## Stated problem
Exactly as written, print each record in the listing.

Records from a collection
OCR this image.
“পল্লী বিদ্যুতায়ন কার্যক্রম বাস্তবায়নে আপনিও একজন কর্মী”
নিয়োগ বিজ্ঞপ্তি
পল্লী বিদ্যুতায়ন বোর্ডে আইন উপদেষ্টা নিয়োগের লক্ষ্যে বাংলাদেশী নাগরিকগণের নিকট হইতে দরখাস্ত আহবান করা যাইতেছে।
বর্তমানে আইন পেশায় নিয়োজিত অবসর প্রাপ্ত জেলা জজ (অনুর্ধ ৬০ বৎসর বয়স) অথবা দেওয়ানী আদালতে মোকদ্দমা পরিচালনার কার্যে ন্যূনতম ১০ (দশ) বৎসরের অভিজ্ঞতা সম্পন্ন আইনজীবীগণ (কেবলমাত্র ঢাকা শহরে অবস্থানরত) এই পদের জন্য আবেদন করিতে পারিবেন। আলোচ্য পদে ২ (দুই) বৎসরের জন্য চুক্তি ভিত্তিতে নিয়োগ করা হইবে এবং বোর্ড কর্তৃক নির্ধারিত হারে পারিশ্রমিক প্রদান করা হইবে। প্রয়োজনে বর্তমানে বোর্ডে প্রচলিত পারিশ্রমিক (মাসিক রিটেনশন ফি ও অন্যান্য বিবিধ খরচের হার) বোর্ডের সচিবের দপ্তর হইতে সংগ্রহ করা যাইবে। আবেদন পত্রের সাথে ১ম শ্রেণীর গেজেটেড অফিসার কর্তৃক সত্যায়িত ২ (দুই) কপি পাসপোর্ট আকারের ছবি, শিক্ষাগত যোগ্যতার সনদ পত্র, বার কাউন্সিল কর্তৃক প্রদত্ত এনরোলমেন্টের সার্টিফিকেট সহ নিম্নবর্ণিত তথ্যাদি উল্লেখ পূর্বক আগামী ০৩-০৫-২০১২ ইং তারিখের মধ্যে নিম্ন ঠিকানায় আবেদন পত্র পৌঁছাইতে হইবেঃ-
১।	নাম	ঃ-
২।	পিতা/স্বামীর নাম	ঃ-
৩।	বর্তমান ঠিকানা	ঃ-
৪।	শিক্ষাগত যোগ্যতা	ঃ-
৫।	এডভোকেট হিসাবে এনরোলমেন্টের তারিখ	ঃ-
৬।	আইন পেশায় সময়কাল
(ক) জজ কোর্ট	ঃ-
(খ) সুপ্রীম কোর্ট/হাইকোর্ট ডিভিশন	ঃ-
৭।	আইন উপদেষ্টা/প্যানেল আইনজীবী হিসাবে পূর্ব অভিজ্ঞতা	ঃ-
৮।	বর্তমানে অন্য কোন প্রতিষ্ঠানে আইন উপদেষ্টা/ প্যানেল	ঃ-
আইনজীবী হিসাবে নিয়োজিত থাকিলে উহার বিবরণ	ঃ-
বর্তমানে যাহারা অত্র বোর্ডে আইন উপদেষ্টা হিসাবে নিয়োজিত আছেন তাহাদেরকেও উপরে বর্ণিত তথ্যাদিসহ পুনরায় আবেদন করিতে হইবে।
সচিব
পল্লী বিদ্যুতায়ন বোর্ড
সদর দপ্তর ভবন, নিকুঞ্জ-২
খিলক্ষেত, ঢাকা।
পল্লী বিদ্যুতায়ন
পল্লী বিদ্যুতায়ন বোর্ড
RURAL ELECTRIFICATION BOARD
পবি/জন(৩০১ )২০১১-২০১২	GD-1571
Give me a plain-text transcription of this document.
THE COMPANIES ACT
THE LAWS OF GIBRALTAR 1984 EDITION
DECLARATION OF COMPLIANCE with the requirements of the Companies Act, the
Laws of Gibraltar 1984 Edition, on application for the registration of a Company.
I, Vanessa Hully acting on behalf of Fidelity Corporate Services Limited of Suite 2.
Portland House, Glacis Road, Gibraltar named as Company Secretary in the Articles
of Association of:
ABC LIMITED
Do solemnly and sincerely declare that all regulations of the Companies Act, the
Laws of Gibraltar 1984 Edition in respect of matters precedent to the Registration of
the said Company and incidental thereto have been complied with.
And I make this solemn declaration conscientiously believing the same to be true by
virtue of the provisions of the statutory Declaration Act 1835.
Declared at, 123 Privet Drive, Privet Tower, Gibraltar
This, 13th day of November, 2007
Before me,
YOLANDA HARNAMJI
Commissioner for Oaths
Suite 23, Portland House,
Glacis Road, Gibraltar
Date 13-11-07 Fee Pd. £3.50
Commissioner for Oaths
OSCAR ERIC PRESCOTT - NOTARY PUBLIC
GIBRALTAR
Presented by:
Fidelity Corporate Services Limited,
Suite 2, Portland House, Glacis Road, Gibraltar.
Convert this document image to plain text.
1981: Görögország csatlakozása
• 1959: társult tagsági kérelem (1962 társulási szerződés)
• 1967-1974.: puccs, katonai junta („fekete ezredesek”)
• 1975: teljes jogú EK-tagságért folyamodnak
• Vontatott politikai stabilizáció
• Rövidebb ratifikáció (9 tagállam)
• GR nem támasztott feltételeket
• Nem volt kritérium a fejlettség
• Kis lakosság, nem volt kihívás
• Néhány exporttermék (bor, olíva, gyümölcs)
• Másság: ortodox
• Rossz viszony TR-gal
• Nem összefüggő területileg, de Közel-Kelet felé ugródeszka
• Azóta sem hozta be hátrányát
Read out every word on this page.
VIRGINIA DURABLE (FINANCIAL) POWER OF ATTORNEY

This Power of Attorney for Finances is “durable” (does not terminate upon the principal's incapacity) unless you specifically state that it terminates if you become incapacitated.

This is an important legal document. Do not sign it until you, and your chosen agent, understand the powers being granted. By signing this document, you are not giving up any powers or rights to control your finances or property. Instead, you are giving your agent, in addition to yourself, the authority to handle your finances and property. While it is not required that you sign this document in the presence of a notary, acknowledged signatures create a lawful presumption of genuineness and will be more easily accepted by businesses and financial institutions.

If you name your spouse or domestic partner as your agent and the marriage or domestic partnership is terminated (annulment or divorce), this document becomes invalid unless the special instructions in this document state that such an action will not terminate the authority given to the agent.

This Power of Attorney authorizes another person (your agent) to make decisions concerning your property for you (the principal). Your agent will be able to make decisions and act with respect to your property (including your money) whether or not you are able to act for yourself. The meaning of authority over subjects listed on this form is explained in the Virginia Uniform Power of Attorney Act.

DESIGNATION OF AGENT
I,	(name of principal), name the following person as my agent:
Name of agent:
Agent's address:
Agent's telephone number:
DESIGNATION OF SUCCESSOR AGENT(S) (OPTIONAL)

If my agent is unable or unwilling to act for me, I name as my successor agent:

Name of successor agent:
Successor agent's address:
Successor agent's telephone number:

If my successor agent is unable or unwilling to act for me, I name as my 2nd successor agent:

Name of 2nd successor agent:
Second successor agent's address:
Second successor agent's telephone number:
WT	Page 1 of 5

## Finished exercise
OCR this image.
“পল্লী বিদ্যুতায়ন কার্যক্রম বাস্তবায়নে আপনিও একজন কর্মী”
নিয়োগ বিজ্ঞপ্তি
পল্লী বিদ্যুতায়ন বোর্ডে আইন উপদেষ্টা নিয়োগের লক্ষ্যে বাংলাদেশী নাগরিকগণের নিকট হইতে দরখাস্ত আহবান করা যাইতেছে।
বর্তমানে আইন পেশায় নিয়োজিত অবসর প্রাপ্ত জেলা জজ (অনুর্ধ ৬০ বৎসর বয়স) অথবা দেওয়ানী আদালতে মোকদ্দমা পরিচালনার কার্যে ন্যূনতম ১০ (দশ) বৎসরের অভিজ্ঞতা সম্পন্ন আইনজীবীগণ (কেবলমাত্র ঢাকা শহরে অবস্থানরত) এই পদের জন্য আবেদন করিতে পারিবেন। আলোচ্য পদে ২ (দুই) বৎসরের জন্য চুক্তি ভিত্তিতে নিয়োগ করা হইবে এবং বোর্ড কর্তৃক নির্ধারিত হারে পারিশ্রমিক প্রদান করা হইবে। প্রয়োজনে বর্তমানে বোর্ডে প্রচলিত পারিশ্রমিক (মাসিক রিটেনশন ফি ও অন্যান্য বিবিধ খরচের হার) বোর্ডের সচিবের দপ্তর হইতে সংগ্রহ করা যাইবে। আবেদন পত্রের সাথে ১ম শ্রেণীর গেজেটেড অফিসার কর্তৃক সত্যায়িত ২ (দুই) কপি পাসপোর্ট আকারের ছবি, শিক্ষাগত যোগ্যতার সনদ পত্র, বার কাউন্সিল কর্তৃক প্রদত্ত এনরোলমেন্টের সার্টিফিকেট সহ নিম্নবর্ণিত তথ্যাদি উল্লেখ পূর্বক আগামী ০৩-০৫-২০১২ ইং তারিখের মধ্যে নিম্ন ঠিকানায় আবেদন পত্র পৌঁছাইতে হইবেঃ-
১।	নাম	ঃ-
২।	পিতা/স্বামীর নাম	ঃ-
৩।	বর্তমান ঠিকানা	ঃ-
৪।	শিক্ষাগত যোগ্যতা	ঃ-
৫।	এডভোকেট হিসাবে এনরোলমেন্টের তারিখ	ঃ-
৬।	আইন পেশায় সময়কাল
(ক) জজ কোর্ট	ঃ-
(খ) সুপ্রীম কোর্ট/হাইকোর্ট ডিভিশন	ঃ-
৭।	আইন উপদেষ্টা/প্যানেল আইনজীবী হিসাবে পূর্ব অভিজ্ঞতা	ঃ-
৮।	বর্তমানে অন্য কোন প্রতিষ্ঠানে আইন উপদেষ্টা/ প্যানেল	ঃ-
আইনজীবী হিসাবে নিয়োজিত থাকিলে উহার বিবরণ	ঃ-
বর্তমানে যাহারা অত্র বোর্ডে আইন উপদেষ্টা হিসাবে নিয়োজিত আছেন তাহাদেরকেও উপরে বর্ণিত তথ্যাদিসহ পুনরায় আবেদন করিতে হইবে।
সচিব
পল্লী বিদ্যুতায়ন বোর্ড
সদর দপ্তর ভবন, নিকুঞ্জ-২
খিলক্ষেত, ঢাকা।
পল্লী বিদ্যুতায়ন
পল্লী বিদ্যুতায়ন বোর্ড
RURAL ELECTRIFICATION BOARD
পবি/জন(৩০১ )২০১১-২০১২	GD-1571
Give me a plain-text transcription of this document.
THE COMPANIES ACT
THE LAWS OF GIBRALTAR 1984 EDITION
DECLARATION OF COMPLIANCE with the requirements of the Companies Act, the
Laws of Gibraltar 1984 Edition, on application for the registration of a Company.
I, Vanessa Hully acting on behalf of Fidelity Corporate Services Limited of Suite 2.
Portland House, Glacis Road, Gibraltar named as Company Secretary in the Articles
of Association of:
ABC LIMITED
Do solemnly and sincerely declare that all regulations of the Companies Act, the
Laws of Gibraltar 1984 Edition in respect of matters precedent to the Registration of
the said Company and incidental thereto have been complied with.
And I make this solemn declaration conscientiously believing the same to be true by
virtue of the provisions of the statutory Declaration Act 1835.
Declared at, 123 Privet Drive, Privet Tower, Gibraltar
This, 13th day of November, 2007
Before me,
YOLANDA HARNAMJI
Commissioner for Oaths
Suite 23, Portland House,
Glacis Road, Gibraltar
Date 13-11-07 Fee Pd. £3.50
Commissioner for Oaths
OSCAR ERIC PRESCOTT - NOTARY PUBLIC
GIBRALTAR
Presented by:
Fidelity Corporate Services Limited,
Suite 2, Portland House, Glacis Road, Gibraltar.
Convert this document image to plain text.
1981: Görögország csatlakozása
• 1959: társult tagsági kérelem (1962 társulási szerződés)
• 1967-1974.: puccs, katonai junta („fekete ezredesek”)
• 1975: teljes jogú EK-tagságért folyamodnak
• Vontatott politikai stabilizáció
• Rövidebb ratifikáció (9 tagállam)
• GR nem támasztott feltételeket
• Nem volt kritérium a fejlettség
• Kis lakosság, nem volt kihívás
• Néhány exporttermék (bor, olíva, gyümölcs)
• Másság: ortodox
• Rossz viszony TR-gal
• Nem összefüggő területileg, de Közel-Kelet felé ugródeszka
• Azóta sem hozta be hátrányát
Read out every word on this page.
VIRGINIA DURABLE (FINANCIAL) POWER OF ATTORNEY

This Power of Attorney for Finances is “durable” (does not terminate upon the principal's incapacity) unless you specifically state that it terminates if you become incapacitated.

This is an important legal document. Do not sign it until you, and your chosen agent, understand the powers being granted. By signing this document, you are not giving up any powers or rights to control your finances or property. Instead, you are giving your agent, in addition to yourself, the authority to handle your finances and property. While it is not required that you sign this document in the presence of a notary, acknowledged signatures create a lawful presumption of genuineness and will be more easily accepted by businesses and financial institutions.

If you name your spouse or domestic partner as your agent and the marriage or domestic partnership is terminated (annulment or divorce), this document becomes invalid unless the special instructions in this document state that such an action will not terminate the authority given to the agent.

This Power of Attorney authorizes another person (your agent) to make decisions concerning your property for you (the principal). Your agent will be able to make decisions and act with respect to your property (including your money) whether or not you are able to act for yourself. The meaning of authority over subjects listed on this form is explained in the Virginia Uniform Power of Attorney Act.

DESIGNATION OF AGENT
I,	(name of principal), name the following person as my agent:
Name of agent:
Agent's address:
Agent's telephone number:
DESIGNATION OF SUCCESSOR AGENT(S) (OPTIONAL)

If my agent is unable or unwilling to act for me, I name as my successor agent:

Name of successor agent:
Successor agent's address:
Successor agent's telephone number:

If my successor agent is unable or unwilling to act for me, I name as my 2nd successor agent:

Name of 2nd successor agent:
Second successor agent's address:
Second successor agent's telephone number:
WT	Page 1 of 5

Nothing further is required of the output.